> _EXERCISE GOAL_: Please print each line of the records below verbatim, changing nothing.

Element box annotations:

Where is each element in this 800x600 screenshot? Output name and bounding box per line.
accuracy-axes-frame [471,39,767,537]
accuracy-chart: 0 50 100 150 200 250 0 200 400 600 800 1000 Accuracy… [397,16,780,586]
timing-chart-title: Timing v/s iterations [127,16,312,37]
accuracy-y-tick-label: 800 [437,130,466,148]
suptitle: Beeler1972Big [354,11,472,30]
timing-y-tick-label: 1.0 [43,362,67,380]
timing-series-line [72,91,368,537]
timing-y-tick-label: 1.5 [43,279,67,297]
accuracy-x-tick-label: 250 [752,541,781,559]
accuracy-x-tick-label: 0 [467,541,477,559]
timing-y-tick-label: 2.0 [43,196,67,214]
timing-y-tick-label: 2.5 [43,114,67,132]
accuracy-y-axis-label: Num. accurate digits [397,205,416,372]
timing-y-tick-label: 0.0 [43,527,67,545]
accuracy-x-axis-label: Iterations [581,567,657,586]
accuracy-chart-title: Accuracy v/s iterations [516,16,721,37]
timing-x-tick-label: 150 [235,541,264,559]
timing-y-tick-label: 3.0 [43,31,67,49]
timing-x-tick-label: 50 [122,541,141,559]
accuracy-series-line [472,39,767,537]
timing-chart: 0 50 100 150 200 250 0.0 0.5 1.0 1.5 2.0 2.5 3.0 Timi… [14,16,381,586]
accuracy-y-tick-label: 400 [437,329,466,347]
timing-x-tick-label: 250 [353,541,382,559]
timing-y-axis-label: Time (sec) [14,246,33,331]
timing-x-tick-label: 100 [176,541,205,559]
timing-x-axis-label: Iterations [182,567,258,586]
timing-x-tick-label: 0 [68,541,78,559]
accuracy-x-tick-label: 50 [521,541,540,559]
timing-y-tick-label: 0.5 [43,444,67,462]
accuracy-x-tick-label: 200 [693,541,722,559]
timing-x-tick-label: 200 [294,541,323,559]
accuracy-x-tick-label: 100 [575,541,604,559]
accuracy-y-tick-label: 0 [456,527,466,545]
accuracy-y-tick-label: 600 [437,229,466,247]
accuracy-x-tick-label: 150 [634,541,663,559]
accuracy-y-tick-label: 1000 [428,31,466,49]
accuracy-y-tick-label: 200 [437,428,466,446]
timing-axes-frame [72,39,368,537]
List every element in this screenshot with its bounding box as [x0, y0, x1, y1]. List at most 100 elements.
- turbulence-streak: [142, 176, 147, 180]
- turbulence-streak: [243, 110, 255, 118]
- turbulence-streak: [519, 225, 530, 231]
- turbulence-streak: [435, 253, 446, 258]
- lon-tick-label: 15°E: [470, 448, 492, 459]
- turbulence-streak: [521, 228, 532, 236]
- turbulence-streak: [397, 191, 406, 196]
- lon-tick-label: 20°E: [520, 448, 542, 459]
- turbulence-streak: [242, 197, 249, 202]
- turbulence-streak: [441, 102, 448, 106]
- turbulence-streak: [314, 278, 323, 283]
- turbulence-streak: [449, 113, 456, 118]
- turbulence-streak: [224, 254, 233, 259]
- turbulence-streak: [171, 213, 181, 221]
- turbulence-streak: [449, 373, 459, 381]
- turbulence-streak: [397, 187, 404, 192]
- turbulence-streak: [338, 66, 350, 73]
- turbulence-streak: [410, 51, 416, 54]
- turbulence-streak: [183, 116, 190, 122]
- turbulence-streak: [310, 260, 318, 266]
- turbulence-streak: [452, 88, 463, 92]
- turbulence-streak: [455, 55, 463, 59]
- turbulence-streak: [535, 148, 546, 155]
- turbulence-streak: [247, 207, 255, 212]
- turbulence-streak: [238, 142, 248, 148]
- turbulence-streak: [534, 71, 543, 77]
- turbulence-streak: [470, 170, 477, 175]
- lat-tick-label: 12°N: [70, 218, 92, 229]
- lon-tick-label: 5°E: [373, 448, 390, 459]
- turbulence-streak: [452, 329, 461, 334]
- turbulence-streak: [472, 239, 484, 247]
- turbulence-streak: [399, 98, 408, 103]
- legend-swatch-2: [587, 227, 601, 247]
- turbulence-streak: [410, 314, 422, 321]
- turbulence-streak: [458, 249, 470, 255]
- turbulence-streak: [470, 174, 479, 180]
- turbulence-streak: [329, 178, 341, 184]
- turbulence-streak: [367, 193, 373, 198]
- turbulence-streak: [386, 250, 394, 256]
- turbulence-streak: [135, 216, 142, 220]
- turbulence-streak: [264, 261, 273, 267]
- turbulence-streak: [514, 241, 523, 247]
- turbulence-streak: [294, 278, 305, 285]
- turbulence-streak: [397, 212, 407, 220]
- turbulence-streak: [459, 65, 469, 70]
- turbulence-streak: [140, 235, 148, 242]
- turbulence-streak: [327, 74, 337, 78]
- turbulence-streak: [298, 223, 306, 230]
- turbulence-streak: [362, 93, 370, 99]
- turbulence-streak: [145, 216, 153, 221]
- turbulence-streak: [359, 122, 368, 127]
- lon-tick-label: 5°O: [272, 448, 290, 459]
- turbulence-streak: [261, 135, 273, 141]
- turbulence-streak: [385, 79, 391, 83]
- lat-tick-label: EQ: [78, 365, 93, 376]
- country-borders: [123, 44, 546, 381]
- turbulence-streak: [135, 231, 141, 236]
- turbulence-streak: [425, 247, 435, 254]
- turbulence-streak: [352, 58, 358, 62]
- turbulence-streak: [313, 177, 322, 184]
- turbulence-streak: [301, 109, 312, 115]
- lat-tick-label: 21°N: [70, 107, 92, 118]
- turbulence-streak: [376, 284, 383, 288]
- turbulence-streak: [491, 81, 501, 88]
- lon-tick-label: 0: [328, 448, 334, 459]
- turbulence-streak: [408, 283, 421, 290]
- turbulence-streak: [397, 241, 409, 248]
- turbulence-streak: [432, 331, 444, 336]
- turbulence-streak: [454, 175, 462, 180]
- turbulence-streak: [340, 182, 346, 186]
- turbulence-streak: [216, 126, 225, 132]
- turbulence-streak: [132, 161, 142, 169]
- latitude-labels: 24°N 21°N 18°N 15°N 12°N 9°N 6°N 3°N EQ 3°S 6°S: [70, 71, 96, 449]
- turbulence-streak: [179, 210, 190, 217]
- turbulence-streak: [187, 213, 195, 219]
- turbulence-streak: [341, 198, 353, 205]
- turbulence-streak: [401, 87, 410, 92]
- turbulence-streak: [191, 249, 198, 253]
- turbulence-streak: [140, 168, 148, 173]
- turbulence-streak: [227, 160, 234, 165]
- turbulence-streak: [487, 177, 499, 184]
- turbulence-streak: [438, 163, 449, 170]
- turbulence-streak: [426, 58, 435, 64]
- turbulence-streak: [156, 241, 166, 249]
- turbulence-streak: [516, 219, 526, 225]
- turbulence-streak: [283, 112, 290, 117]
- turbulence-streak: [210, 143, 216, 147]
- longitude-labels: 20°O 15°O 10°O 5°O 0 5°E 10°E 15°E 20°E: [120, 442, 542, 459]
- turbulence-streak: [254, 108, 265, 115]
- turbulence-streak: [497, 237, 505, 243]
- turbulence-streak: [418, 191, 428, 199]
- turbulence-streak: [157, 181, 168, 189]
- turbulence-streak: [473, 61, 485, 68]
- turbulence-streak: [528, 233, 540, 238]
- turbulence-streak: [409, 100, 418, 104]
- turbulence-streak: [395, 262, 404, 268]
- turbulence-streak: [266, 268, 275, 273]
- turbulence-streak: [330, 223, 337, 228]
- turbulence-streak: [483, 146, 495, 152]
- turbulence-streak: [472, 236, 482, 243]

> _FULL OUTPUT_:
Where is each element in this 800x600 screenshot? Output name and bounding box per line.
accuracy-axes-frame [471,39,767,537]
accuracy-chart: 0 50 100 150 200 250 0 200 400 600 800 1000 Accuracy… [397,16,780,586]
timing-chart-title: Timing v/s iterations [127,16,312,37]
accuracy-y-tick-label: 800 [437,130,466,148]
suptitle: Beeler1972Big [354,11,472,30]
timing-y-tick-label: 1.0 [43,362,67,380]
timing-series-line [72,91,368,537]
timing-y-tick-label: 1.5 [43,279,67,297]
accuracy-x-tick-label: 250 [752,541,781,559]
accuracy-x-tick-label: 0 [467,541,477,559]
timing-y-tick-label: 2.0 [43,196,67,214]
timing-y-tick-label: 2.5 [43,114,67,132]
accuracy-y-axis-label: Num. accurate digits [397,205,416,372]
timing-y-tick-label: 0.0 [43,527,67,545]
accuracy-x-axis-label: Iterations [581,567,657,586]
accuracy-chart-title: Accuracy v/s iterations [516,16,721,37]
timing-x-tick-label: 150 [235,541,264,559]
timing-y-tick-label: 3.0 [43,31,67,49]
timing-x-tick-label: 50 [122,541,141,559]
accuracy-series-line [472,39,767,537]
timing-chart: 0 50 100 150 200 250 0.0 0.5 1.0 1.5 2.0 2.5 3.0 Timi… [14,16,381,586]
accuracy-y-tick-label: 400 [437,329,466,347]
timing-x-tick-label: 250 [353,541,382,559]
timing-y-axis-label: Time (sec) [14,246,33,331]
timing-x-tick-label: 100 [176,541,205,559]
timing-x-axis-label: Iterations [182,567,258,586]
timing-x-tick-label: 0 [68,541,78,559]
accuracy-x-tick-label: 50 [521,541,540,559]
timing-y-tick-label: 0.5 [43,444,67,462]
accuracy-x-tick-label: 200 [693,541,722,559]
timing-x-tick-label: 200 [294,541,323,559]
accuracy-x-tick-label: 100 [575,541,604,559]
accuracy-y-tick-label: 0 [456,527,466,545]
accuracy-y-tick-label: 600 [437,229,466,247]
accuracy-x-tick-label: 150 [634,541,663,559]
accuracy-y-tick-label: 1000 [428,31,466,49]
accuracy-y-tick-label: 200 [437,428,466,446]
timing-axes-frame [72,39,368,537]
List every element in this screenshot with its bounding box as [x0, y0, x1, y1]. List at most 100 elements.
- turbulence-streak: [142, 176, 147, 180]
- turbulence-streak: [243, 110, 255, 118]
- turbulence-streak: [519, 225, 530, 231]
- turbulence-streak: [435, 253, 446, 258]
- lon-tick-label: 15°E: [470, 448, 492, 459]
- turbulence-streak: [521, 228, 532, 236]
- turbulence-streak: [397, 191, 406, 196]
- lon-tick-label: 20°E: [520, 448, 542, 459]
- turbulence-streak: [242, 197, 249, 202]
- turbulence-streak: [441, 102, 448, 106]
- turbulence-streak: [314, 278, 323, 283]
- turbulence-streak: [449, 113, 456, 118]
- turbulence-streak: [224, 254, 233, 259]
- turbulence-streak: [171, 213, 181, 221]
- turbulence-streak: [449, 373, 459, 381]
- turbulence-streak: [397, 187, 404, 192]
- turbulence-streak: [338, 66, 350, 73]
- turbulence-streak: [410, 51, 416, 54]
- turbulence-streak: [183, 116, 190, 122]
- turbulence-streak: [310, 260, 318, 266]
- turbulence-streak: [452, 88, 463, 92]
- turbulence-streak: [455, 55, 463, 59]
- turbulence-streak: [535, 148, 546, 155]
- turbulence-streak: [247, 207, 255, 212]
- turbulence-streak: [238, 142, 248, 148]
- turbulence-streak: [534, 71, 543, 77]
- turbulence-streak: [470, 170, 477, 175]
- lat-tick-label: 12°N: [70, 218, 92, 229]
- lon-tick-label: 5°E: [373, 448, 390, 459]
- turbulence-streak: [452, 329, 461, 334]
- turbulence-streak: [472, 239, 484, 247]
- turbulence-streak: [399, 98, 408, 103]
- legend-swatch-2: [587, 227, 601, 247]
- turbulence-streak: [410, 314, 422, 321]
- turbulence-streak: [458, 249, 470, 255]
- turbulence-streak: [470, 174, 479, 180]
- turbulence-streak: [329, 178, 341, 184]
- turbulence-streak: [367, 193, 373, 198]
- turbulence-streak: [386, 250, 394, 256]
- turbulence-streak: [135, 216, 142, 220]
- turbulence-streak: [264, 261, 273, 267]
- turbulence-streak: [514, 241, 523, 247]
- turbulence-streak: [294, 278, 305, 285]
- turbulence-streak: [397, 212, 407, 220]
- turbulence-streak: [459, 65, 469, 70]
- turbulence-streak: [140, 235, 148, 242]
- turbulence-streak: [327, 74, 337, 78]
- turbulence-streak: [298, 223, 306, 230]
- turbulence-streak: [362, 93, 370, 99]
- turbulence-streak: [145, 216, 153, 221]
- turbulence-streak: [359, 122, 368, 127]
- lon-tick-label: 5°O: [272, 448, 290, 459]
- turbulence-streak: [261, 135, 273, 141]
- turbulence-streak: [385, 79, 391, 83]
- lat-tick-label: EQ: [78, 365, 93, 376]
- country-borders: [123, 44, 546, 381]
- turbulence-streak: [135, 231, 141, 236]
- turbulence-streak: [425, 247, 435, 254]
- turbulence-streak: [352, 58, 358, 62]
- turbulence-streak: [313, 177, 322, 184]
- turbulence-streak: [301, 109, 312, 115]
- lat-tick-label: 21°N: [70, 107, 92, 118]
- turbulence-streak: [376, 284, 383, 288]
- turbulence-streak: [491, 81, 501, 88]
- lon-tick-label: 0: [328, 448, 334, 459]
- turbulence-streak: [408, 283, 421, 290]
- turbulence-streak: [397, 241, 409, 248]
- turbulence-streak: [432, 331, 444, 336]
- turbulence-streak: [454, 175, 462, 180]
- turbulence-streak: [340, 182, 346, 186]
- turbulence-streak: [216, 126, 225, 132]
- turbulence-streak: [132, 161, 142, 169]
- latitude-labels: 24°N 21°N 18°N 15°N 12°N 9°N 6°N 3°N EQ 3°S 6°S: [70, 71, 96, 449]
- turbulence-streak: [179, 210, 190, 217]
- turbulence-streak: [187, 213, 195, 219]
- turbulence-streak: [341, 198, 353, 205]
- turbulence-streak: [401, 87, 410, 92]
- turbulence-streak: [191, 249, 198, 253]
- turbulence-streak: [140, 168, 148, 173]
- turbulence-streak: [227, 160, 234, 165]
- turbulence-streak: [487, 177, 499, 184]
- turbulence-streak: [438, 163, 449, 170]
- turbulence-streak: [426, 58, 435, 64]
- turbulence-streak: [156, 241, 166, 249]
- turbulence-streak: [516, 219, 526, 225]
- turbulence-streak: [283, 112, 290, 117]
- turbulence-streak: [210, 143, 216, 147]
- longitude-labels: 20°O 15°O 10°O 5°O 0 5°E 10°E 15°E 20°E: [120, 442, 542, 459]
- turbulence-streak: [254, 108, 265, 115]
- turbulence-streak: [497, 237, 505, 243]
- turbulence-streak: [418, 191, 428, 199]
- turbulence-streak: [157, 181, 168, 189]
- turbulence-streak: [473, 61, 485, 68]
- turbulence-streak: [528, 233, 540, 238]
- turbulence-streak: [409, 100, 418, 104]
- turbulence-streak: [395, 262, 404, 268]
- turbulence-streak: [266, 268, 275, 273]
- turbulence-streak: [330, 223, 337, 228]
- turbulence-streak: [483, 146, 495, 152]
- turbulence-streak: [472, 236, 482, 243]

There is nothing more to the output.